• [WHAT IS BEING ASKED]: Identify the lines that contain the string "this" and copy all of them.
* begin *
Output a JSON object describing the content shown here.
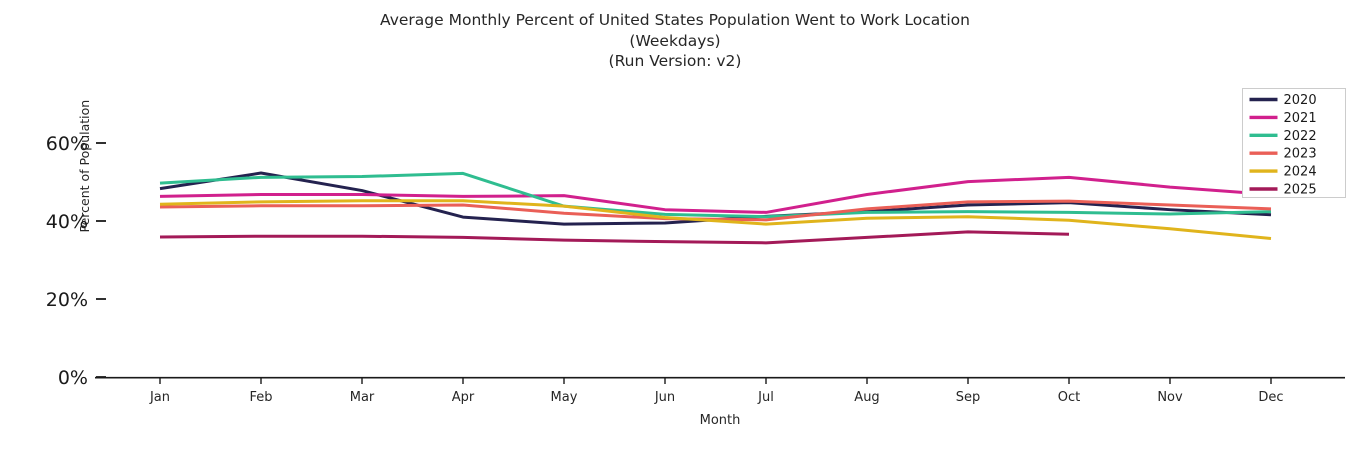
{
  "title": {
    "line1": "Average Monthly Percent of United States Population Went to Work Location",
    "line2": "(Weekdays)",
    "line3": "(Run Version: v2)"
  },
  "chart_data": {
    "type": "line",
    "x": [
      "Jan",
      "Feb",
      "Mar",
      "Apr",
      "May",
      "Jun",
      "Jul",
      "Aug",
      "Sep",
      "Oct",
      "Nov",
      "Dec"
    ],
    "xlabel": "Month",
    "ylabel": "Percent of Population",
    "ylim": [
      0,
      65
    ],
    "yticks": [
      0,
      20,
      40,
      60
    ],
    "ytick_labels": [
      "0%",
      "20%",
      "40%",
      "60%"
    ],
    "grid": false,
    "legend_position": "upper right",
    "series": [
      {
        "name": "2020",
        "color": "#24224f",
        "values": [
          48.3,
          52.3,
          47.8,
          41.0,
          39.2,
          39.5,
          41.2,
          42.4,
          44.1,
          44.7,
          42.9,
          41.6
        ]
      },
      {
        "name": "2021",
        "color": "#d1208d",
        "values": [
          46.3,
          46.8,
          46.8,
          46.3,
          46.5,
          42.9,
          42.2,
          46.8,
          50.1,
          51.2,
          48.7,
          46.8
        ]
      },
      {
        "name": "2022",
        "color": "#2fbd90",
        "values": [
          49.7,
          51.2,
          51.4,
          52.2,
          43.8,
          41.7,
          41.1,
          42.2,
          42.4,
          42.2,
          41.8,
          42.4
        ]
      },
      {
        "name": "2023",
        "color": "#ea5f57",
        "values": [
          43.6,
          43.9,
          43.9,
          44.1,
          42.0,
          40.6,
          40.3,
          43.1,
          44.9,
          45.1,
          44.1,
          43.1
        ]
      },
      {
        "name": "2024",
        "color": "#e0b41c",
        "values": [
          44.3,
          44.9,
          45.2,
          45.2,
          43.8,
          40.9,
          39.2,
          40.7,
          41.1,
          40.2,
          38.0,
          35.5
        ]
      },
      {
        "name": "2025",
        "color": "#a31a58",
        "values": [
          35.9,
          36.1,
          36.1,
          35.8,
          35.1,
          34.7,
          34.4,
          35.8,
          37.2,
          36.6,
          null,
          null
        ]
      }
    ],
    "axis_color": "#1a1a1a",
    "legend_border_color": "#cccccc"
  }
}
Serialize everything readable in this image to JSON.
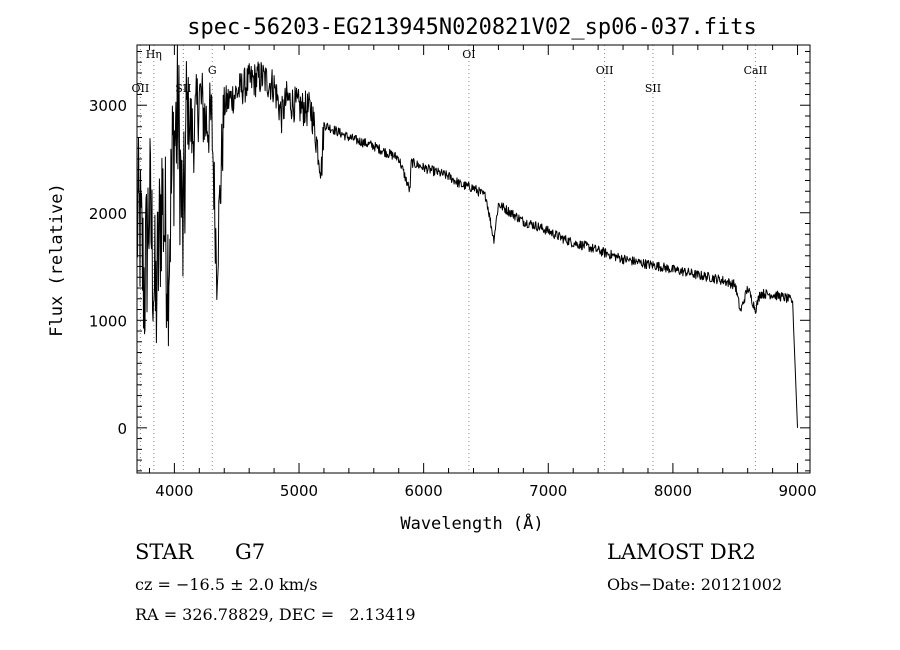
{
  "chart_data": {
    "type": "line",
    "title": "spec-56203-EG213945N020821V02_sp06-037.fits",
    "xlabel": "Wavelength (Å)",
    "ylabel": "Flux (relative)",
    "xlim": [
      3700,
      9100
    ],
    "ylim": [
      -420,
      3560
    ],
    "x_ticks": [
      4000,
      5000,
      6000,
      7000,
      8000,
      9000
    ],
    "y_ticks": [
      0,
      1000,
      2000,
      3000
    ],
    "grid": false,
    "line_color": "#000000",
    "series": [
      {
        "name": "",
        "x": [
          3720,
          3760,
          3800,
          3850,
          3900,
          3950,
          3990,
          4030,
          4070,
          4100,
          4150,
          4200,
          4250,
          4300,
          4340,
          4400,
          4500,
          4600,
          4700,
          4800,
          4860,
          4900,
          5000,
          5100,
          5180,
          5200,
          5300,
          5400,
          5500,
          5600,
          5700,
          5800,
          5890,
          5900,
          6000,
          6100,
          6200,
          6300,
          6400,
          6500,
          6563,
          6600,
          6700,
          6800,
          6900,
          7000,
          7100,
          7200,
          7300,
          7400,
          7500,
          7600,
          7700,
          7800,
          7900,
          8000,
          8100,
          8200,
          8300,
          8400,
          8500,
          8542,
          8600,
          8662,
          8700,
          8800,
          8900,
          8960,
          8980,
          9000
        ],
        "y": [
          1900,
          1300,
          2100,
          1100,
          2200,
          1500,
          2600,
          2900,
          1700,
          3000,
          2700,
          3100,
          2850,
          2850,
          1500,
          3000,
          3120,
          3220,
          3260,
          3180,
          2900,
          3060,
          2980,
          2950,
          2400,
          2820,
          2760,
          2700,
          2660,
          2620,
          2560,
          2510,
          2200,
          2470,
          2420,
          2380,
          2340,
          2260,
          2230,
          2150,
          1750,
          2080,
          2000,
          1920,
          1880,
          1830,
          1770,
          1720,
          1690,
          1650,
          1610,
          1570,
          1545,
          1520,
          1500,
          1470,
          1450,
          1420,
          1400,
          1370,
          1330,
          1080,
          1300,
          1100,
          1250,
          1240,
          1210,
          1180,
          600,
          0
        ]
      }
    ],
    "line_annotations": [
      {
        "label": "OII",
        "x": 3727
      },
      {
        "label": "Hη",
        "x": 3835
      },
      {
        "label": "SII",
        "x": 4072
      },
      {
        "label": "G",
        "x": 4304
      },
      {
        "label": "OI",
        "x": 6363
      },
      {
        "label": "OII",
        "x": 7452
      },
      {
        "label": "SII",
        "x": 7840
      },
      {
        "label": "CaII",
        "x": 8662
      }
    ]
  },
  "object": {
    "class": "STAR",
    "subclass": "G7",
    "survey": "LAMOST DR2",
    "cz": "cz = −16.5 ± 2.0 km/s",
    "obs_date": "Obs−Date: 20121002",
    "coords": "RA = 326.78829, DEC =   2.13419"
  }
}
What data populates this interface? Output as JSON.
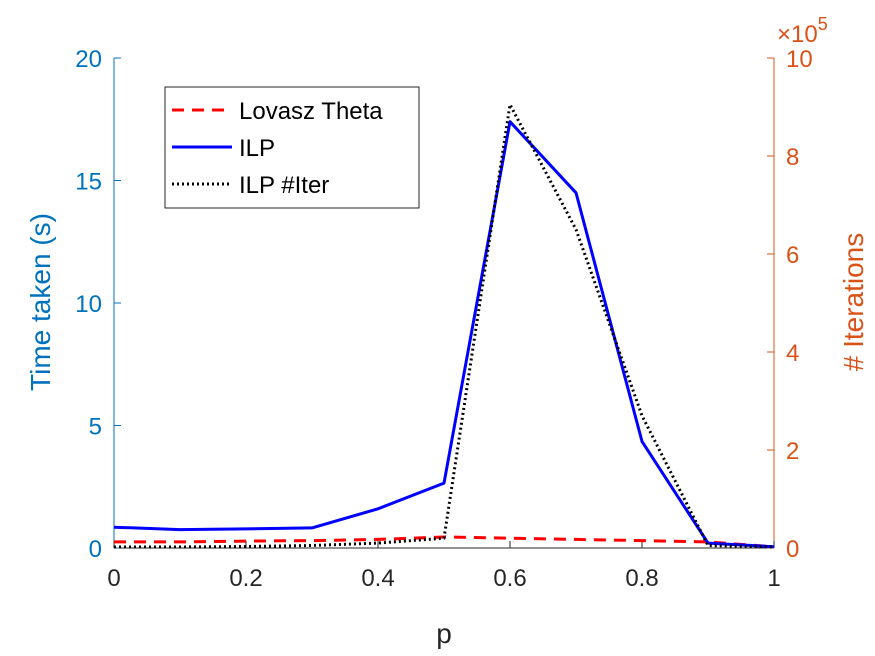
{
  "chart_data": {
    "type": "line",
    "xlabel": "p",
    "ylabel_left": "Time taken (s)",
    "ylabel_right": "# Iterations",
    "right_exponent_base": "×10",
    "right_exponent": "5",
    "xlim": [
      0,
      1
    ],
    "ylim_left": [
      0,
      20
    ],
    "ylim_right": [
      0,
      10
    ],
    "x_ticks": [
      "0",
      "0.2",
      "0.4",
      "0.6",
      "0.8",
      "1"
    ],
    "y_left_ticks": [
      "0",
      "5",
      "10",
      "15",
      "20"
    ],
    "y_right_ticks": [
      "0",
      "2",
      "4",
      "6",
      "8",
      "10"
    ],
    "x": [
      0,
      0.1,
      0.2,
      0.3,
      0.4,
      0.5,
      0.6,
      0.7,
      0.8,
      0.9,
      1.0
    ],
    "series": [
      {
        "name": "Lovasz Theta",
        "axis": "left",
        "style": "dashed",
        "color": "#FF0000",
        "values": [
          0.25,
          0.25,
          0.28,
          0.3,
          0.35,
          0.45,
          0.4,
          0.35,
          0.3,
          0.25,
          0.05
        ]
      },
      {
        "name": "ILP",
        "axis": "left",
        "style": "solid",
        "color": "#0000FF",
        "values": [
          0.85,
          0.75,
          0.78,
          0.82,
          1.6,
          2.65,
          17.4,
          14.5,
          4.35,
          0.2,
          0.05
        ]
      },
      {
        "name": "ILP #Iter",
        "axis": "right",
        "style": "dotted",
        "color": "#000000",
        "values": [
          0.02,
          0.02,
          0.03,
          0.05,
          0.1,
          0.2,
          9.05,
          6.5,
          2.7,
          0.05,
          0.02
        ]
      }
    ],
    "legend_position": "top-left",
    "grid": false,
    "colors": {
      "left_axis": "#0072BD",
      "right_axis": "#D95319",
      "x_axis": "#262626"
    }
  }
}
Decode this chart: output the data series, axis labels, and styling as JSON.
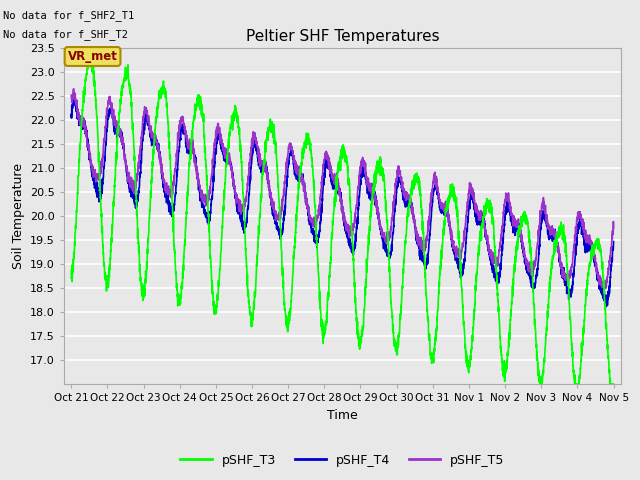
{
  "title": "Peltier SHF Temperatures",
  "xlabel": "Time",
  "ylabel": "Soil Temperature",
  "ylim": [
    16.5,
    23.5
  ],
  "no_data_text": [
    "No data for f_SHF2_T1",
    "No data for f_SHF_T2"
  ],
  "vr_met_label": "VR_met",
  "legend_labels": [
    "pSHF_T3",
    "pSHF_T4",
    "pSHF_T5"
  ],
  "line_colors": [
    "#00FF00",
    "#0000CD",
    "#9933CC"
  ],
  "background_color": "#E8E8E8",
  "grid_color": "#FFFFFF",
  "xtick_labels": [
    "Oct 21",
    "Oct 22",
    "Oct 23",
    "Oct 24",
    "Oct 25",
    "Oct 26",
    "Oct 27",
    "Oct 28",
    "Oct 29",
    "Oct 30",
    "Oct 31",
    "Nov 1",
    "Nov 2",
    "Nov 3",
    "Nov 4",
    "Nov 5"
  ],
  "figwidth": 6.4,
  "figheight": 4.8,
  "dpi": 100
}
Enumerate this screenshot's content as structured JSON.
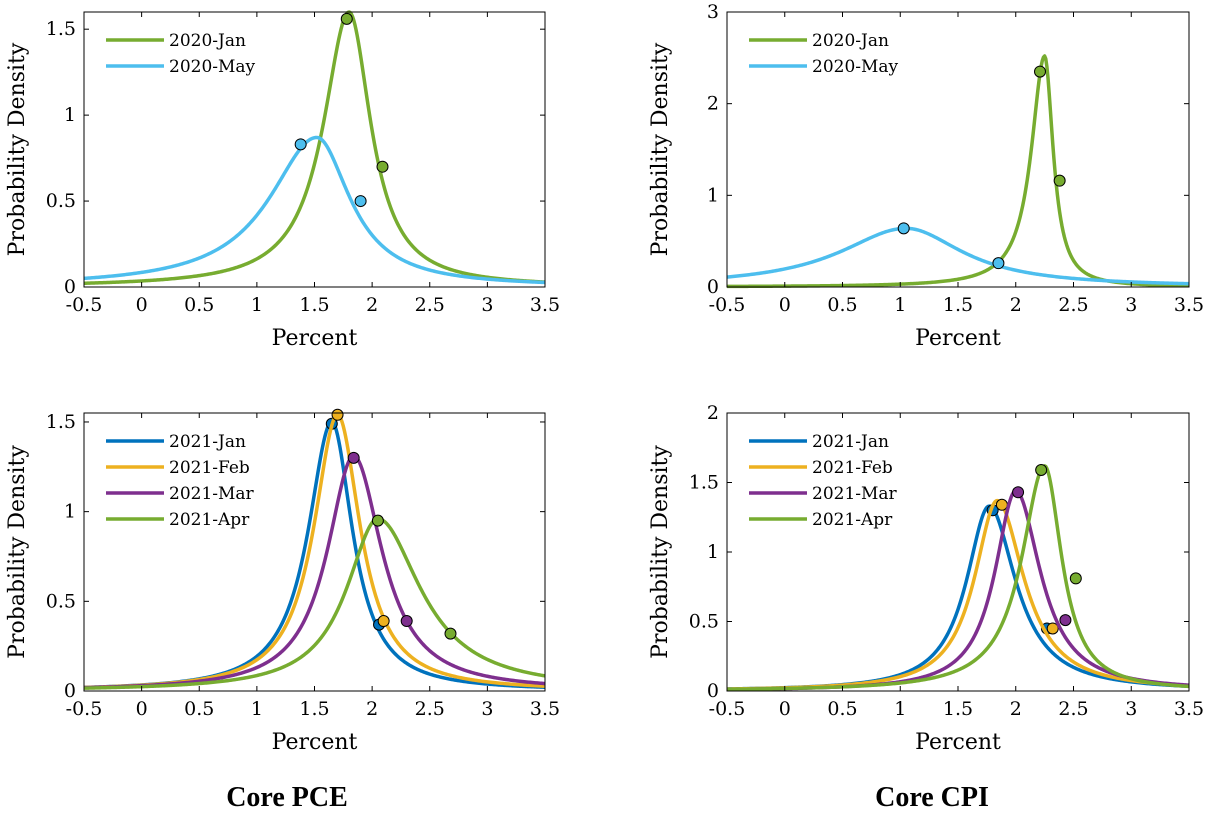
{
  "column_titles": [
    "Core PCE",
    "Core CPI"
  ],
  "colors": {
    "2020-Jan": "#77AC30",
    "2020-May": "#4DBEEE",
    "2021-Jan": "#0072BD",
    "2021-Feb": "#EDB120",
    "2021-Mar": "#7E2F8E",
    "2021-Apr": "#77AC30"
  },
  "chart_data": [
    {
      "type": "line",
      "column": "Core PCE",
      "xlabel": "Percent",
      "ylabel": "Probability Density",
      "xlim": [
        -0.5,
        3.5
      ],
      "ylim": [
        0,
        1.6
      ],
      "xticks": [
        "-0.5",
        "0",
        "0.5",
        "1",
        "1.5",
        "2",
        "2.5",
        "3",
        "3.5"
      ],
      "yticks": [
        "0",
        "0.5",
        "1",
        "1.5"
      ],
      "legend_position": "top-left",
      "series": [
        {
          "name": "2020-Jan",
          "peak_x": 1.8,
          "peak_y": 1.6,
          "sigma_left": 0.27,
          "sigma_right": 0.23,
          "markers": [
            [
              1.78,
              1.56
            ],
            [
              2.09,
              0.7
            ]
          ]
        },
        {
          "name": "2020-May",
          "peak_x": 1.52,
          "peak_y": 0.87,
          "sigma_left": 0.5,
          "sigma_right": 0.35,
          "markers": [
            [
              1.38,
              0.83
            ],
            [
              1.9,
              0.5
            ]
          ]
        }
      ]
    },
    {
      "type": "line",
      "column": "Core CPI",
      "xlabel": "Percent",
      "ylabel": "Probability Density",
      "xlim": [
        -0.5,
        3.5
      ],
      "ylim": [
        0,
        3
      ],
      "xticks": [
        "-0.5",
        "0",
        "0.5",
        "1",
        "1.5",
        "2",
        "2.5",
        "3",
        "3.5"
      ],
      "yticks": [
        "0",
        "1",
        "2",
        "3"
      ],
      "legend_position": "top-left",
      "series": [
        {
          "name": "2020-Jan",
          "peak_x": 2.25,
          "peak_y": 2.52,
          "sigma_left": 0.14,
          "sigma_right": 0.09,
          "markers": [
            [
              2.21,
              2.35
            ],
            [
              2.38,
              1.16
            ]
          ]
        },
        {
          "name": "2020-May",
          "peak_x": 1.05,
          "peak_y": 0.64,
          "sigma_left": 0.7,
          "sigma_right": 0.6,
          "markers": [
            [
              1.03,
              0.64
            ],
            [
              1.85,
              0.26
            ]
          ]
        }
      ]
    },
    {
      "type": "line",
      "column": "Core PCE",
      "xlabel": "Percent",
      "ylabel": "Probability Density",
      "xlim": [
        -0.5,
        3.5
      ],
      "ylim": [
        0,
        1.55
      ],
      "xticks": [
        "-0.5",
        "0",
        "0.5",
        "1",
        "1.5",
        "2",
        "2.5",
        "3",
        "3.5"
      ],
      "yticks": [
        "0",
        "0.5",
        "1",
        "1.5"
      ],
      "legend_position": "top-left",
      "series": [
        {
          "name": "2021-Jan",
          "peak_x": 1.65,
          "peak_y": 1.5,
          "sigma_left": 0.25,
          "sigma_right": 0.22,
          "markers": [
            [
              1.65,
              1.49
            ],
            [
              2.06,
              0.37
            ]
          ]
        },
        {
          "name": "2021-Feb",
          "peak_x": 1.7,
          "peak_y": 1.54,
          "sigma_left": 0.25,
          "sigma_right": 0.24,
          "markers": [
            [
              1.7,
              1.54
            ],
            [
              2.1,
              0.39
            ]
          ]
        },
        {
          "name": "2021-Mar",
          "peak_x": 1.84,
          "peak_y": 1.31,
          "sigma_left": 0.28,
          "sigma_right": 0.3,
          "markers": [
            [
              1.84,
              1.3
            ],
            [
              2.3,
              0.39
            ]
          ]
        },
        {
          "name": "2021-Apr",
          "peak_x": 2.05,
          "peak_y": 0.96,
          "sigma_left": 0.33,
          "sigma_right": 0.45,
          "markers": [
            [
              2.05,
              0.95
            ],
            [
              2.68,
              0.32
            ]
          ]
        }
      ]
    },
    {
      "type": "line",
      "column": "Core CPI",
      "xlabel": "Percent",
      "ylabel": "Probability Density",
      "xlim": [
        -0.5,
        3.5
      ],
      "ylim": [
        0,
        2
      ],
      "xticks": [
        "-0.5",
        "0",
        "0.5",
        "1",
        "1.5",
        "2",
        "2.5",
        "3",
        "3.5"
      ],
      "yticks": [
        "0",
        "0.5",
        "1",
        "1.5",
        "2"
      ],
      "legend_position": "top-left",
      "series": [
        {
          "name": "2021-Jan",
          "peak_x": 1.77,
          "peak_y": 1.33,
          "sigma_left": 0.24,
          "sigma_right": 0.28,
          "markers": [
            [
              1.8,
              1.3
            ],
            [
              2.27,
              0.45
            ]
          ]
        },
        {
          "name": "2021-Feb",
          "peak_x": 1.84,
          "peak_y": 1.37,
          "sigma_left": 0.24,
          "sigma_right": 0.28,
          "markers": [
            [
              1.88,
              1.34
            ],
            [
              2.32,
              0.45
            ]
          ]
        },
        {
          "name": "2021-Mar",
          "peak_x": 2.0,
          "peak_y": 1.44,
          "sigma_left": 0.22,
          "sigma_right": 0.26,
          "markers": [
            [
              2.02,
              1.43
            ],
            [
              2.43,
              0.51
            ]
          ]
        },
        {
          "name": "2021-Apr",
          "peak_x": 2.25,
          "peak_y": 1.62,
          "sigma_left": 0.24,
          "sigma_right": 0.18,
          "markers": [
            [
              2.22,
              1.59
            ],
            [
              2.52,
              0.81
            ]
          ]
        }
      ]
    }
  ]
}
* end *
• [RESULT BELOW]:
Serialize everything readable in this image to JSON.
What data populates this interface? Output as JSON.
Decode this chart: output the data series, axis labels, and styling as JSON.
Enumerate this screenshot's content as structured JSON.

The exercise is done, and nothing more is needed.